##### RAW RECORDS
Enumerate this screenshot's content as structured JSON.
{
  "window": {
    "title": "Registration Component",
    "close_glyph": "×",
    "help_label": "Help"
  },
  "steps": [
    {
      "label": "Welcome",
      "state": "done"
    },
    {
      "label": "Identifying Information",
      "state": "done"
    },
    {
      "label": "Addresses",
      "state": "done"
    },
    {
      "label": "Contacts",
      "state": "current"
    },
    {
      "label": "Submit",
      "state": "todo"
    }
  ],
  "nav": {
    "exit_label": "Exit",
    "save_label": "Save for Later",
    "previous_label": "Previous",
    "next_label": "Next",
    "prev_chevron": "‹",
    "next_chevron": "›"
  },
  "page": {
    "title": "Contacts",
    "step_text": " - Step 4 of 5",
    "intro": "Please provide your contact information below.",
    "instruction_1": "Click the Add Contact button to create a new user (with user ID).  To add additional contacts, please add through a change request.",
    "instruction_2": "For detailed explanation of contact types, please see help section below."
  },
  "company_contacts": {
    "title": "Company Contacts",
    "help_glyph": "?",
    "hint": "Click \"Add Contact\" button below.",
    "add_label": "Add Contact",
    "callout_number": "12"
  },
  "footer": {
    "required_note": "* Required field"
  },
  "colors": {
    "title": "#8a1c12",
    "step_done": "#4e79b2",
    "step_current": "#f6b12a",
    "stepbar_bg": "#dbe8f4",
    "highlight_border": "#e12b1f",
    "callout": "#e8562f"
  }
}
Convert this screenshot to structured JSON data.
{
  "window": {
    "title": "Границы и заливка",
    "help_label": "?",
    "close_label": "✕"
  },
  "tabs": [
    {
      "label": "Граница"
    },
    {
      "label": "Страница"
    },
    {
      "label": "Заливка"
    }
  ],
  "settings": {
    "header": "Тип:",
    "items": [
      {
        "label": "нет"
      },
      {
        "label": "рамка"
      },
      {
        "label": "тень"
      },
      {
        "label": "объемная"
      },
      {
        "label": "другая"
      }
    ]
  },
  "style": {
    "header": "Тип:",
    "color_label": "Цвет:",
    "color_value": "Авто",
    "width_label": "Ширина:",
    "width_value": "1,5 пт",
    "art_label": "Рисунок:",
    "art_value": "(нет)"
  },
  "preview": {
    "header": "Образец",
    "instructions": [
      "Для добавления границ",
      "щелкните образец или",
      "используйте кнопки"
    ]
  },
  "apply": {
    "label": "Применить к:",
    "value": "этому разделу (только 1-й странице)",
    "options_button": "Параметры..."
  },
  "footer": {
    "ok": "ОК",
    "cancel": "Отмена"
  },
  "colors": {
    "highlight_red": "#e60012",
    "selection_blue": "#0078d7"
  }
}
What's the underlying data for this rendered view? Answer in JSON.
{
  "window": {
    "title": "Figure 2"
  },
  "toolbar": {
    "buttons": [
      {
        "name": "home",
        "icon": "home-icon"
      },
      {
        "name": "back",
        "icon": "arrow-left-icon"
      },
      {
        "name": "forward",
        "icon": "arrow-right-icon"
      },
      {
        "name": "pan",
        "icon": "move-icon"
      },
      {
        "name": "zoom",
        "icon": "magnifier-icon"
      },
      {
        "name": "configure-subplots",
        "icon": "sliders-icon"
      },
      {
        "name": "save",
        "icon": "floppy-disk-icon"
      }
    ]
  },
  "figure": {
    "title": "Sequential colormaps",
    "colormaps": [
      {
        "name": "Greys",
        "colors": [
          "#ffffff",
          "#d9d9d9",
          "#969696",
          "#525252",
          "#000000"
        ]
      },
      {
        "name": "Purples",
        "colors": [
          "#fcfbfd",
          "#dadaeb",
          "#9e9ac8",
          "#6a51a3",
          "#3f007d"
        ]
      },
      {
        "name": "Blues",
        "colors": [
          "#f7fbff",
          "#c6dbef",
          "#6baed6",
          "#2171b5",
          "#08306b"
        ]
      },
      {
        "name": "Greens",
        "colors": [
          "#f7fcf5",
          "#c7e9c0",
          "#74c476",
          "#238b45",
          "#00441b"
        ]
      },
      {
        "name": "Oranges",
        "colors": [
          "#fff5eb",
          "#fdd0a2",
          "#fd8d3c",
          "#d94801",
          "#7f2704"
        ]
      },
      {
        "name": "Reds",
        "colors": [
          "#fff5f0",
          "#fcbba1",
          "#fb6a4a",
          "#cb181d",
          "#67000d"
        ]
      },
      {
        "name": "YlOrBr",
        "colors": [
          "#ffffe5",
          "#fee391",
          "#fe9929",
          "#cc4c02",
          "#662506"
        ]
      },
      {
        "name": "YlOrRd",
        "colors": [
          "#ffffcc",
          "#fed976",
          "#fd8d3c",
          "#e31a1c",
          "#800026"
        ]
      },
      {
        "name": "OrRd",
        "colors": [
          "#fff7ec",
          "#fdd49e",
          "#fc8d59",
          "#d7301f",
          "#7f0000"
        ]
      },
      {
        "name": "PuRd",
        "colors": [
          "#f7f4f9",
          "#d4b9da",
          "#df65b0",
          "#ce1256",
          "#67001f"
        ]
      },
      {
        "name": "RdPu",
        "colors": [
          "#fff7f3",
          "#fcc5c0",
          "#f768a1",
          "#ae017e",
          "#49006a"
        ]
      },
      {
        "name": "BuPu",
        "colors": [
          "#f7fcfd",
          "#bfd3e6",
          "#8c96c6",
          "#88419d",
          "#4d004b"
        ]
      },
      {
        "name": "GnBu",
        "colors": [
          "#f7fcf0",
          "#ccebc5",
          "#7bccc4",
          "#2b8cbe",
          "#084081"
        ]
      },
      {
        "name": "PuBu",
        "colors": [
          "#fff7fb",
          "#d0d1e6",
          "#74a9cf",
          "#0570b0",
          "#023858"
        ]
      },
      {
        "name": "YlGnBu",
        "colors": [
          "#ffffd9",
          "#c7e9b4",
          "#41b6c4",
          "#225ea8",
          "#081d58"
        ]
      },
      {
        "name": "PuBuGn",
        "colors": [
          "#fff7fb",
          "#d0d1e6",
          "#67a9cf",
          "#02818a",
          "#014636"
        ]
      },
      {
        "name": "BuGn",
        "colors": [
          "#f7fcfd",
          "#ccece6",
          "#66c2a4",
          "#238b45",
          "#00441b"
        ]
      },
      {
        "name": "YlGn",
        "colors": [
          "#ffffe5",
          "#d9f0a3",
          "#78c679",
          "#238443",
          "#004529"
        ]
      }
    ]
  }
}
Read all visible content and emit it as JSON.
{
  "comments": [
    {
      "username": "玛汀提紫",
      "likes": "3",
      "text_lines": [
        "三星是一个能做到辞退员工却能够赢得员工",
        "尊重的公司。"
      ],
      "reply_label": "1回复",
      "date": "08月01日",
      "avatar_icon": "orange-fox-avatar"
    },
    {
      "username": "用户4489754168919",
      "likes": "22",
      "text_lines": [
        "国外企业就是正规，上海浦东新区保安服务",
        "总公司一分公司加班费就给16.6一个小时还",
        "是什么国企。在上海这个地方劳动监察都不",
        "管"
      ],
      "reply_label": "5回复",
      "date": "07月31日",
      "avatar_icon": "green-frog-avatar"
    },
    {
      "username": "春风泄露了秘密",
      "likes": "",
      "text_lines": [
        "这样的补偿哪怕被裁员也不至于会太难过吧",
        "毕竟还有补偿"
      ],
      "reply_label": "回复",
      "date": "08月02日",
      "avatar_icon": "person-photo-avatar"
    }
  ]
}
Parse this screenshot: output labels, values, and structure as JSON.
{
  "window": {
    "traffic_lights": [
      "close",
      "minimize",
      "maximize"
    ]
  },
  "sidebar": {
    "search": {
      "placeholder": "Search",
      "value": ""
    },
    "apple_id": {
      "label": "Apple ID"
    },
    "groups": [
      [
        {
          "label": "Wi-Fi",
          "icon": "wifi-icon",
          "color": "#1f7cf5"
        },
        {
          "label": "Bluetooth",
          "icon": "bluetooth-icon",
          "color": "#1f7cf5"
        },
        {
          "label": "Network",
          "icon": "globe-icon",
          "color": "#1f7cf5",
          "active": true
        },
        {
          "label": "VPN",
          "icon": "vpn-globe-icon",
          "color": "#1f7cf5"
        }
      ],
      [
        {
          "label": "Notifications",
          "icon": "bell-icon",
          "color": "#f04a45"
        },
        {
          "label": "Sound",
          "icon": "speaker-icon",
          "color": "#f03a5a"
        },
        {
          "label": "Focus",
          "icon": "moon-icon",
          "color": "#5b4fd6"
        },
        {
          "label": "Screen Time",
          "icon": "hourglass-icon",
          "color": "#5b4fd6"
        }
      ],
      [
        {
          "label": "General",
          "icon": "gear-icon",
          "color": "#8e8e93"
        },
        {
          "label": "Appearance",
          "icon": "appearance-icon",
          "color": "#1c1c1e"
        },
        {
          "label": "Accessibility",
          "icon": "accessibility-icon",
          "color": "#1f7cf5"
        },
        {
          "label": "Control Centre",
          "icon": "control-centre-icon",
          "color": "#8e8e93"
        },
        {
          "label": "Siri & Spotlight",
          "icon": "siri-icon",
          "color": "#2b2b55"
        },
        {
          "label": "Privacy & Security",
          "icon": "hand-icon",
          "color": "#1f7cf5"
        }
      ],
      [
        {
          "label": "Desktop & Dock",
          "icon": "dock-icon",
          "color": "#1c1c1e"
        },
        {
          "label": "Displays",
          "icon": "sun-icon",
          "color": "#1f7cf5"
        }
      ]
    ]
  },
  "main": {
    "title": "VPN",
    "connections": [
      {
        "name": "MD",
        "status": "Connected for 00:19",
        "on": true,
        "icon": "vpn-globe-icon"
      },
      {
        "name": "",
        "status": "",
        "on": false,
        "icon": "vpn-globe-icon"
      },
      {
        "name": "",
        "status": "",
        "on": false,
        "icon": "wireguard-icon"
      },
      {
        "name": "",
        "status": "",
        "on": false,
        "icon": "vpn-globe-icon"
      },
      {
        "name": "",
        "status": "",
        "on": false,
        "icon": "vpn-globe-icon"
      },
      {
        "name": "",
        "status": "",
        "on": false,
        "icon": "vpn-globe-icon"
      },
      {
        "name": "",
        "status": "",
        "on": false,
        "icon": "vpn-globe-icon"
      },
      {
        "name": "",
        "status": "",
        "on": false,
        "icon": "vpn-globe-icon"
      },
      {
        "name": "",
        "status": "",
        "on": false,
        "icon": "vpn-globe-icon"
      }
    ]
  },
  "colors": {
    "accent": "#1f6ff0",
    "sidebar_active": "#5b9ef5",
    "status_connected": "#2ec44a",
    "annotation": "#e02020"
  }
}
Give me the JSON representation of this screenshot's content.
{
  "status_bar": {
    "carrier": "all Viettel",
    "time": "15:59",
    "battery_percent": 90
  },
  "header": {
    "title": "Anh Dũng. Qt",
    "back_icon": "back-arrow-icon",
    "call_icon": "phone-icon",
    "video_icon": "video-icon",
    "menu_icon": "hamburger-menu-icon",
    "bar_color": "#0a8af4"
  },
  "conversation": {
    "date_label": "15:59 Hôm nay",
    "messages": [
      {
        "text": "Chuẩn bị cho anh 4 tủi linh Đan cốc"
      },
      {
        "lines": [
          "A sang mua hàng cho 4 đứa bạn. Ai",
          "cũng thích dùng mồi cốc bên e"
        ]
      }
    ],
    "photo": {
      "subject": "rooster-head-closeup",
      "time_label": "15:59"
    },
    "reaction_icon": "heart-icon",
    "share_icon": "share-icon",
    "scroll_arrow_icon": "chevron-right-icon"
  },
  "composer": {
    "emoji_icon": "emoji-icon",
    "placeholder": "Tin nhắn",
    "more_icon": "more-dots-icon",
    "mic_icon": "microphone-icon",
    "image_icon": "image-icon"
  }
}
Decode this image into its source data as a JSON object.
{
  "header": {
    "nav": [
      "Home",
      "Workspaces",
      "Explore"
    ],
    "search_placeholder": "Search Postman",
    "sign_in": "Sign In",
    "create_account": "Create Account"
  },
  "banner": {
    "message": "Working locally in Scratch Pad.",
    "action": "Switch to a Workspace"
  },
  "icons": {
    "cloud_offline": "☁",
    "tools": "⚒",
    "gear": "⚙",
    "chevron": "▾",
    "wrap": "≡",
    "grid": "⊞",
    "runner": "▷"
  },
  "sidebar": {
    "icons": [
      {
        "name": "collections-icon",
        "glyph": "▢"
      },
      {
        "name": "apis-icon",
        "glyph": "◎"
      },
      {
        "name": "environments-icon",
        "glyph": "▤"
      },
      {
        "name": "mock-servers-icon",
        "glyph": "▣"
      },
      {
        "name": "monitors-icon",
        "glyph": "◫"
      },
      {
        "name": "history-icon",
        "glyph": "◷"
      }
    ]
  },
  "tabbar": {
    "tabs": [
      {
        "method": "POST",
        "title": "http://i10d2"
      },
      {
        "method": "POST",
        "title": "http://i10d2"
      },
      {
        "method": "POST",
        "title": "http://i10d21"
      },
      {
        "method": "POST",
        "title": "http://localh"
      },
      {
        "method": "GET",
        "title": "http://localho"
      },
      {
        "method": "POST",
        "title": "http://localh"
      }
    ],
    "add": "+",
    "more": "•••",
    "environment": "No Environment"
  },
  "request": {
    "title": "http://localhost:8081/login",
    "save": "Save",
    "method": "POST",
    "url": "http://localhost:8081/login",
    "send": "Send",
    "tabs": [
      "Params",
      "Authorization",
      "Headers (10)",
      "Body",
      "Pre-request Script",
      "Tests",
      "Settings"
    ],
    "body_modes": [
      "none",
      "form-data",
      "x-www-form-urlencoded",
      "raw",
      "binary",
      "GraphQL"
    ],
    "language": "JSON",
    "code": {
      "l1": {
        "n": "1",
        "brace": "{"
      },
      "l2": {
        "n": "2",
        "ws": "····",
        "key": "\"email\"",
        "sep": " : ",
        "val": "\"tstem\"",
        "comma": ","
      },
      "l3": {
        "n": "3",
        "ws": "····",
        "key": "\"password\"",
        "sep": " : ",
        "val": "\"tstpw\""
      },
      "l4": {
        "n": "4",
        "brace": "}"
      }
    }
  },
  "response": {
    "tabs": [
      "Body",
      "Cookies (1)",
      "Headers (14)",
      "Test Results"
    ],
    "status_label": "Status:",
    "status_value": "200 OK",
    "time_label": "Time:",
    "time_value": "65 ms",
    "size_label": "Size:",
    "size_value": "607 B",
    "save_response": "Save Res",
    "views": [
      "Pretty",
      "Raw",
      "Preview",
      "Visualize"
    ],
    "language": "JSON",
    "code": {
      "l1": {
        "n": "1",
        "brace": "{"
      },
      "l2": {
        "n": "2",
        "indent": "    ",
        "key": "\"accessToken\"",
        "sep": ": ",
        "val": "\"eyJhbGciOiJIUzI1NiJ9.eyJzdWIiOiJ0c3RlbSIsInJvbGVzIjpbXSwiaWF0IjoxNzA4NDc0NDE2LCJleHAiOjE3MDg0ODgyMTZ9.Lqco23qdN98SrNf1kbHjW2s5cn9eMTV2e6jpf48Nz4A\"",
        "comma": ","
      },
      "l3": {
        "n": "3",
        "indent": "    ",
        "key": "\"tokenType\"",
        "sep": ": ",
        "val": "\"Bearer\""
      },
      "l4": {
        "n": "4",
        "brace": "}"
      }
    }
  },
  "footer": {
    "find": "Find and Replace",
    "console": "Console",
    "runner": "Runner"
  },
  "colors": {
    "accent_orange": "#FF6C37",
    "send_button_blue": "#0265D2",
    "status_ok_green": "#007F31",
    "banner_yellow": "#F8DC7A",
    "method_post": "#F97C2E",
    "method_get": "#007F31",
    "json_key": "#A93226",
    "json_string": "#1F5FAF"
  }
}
##########
THE EXERCISE —
Determine the number of lines in the listing that hold the word "colormaps", and supply that number and nothing further.

EXERCISE ANSWER —
2